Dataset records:
------------------------------------

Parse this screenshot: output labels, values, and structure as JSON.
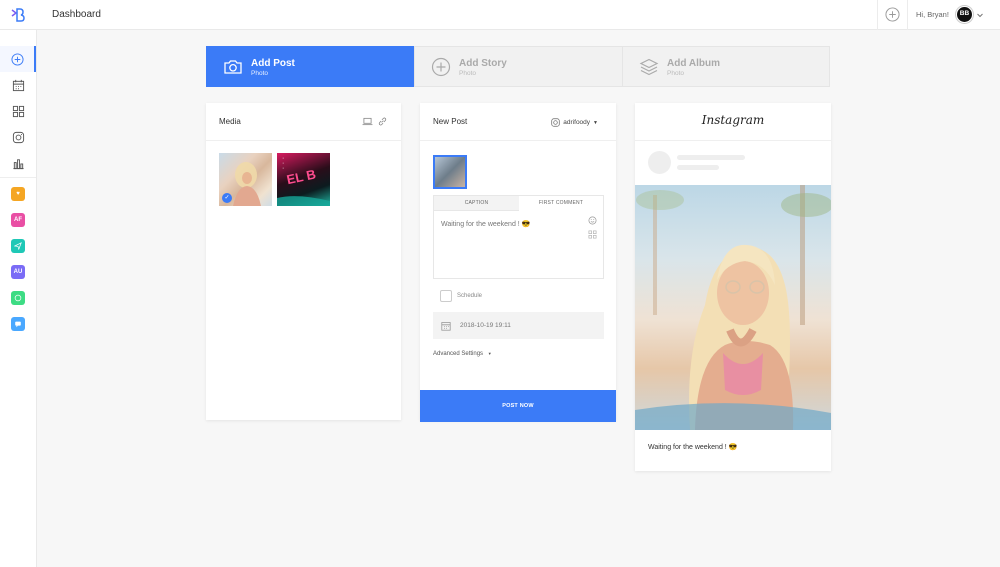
{
  "topbar": {
    "title": "Dashboard",
    "greeting": "Hi, Bryan!",
    "avatar_initials": "BB"
  },
  "sidebar": {
    "items": [
      {
        "name": "add",
        "icon": "plus-circle-icon",
        "active": true
      },
      {
        "name": "calendar",
        "icon": "calendar-icon"
      },
      {
        "name": "grid",
        "icon": "grid-icon"
      },
      {
        "name": "instagram",
        "icon": "instagram-icon"
      },
      {
        "name": "analytics",
        "icon": "bar-chart-icon"
      }
    ],
    "apps": [
      {
        "label": "",
        "color": "#f5a623",
        "icon": "heart-icon"
      },
      {
        "label": "AF",
        "color": "#e94fa4"
      },
      {
        "label": "",
        "color": "#1fc8b6",
        "icon": "send-icon"
      },
      {
        "label": "AU",
        "color": "#7b6cf6"
      },
      {
        "label": "",
        "color": "#3ddc84",
        "icon": "chat-bubble-icon"
      },
      {
        "label": "",
        "color": "#4aa8ff",
        "icon": "message-icon"
      }
    ]
  },
  "tabs": [
    {
      "label": "Add Post",
      "sub": "Photo"
    },
    {
      "label": "Add Story",
      "sub": "Photo"
    },
    {
      "label": "Add Album",
      "sub": "Photo"
    }
  ],
  "media": {
    "title": "Media"
  },
  "new_post": {
    "title": "New Post",
    "account": "adrifoody",
    "tabs": {
      "caption": "CAPTION",
      "first_comment": "FIRST COMMENT"
    },
    "caption_text": "Waiting for the weekend ! 😎",
    "schedule_label": "Schedule",
    "date_value": "2018-10-19 19:11",
    "advanced_settings": "Advanced Settings",
    "post_button": "POST NOW"
  },
  "preview": {
    "logo": "Instagram",
    "caption": "Waiting for the weekend ! 😎"
  },
  "colors": {
    "accent": "#3b7bf7"
  }
}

------------------------------------

■ EXERCISE REQUIREMENTS: Above are lines of data; state how many of them contain the word "title", with no other output.

■ ANSWER TO THIS TASK: 3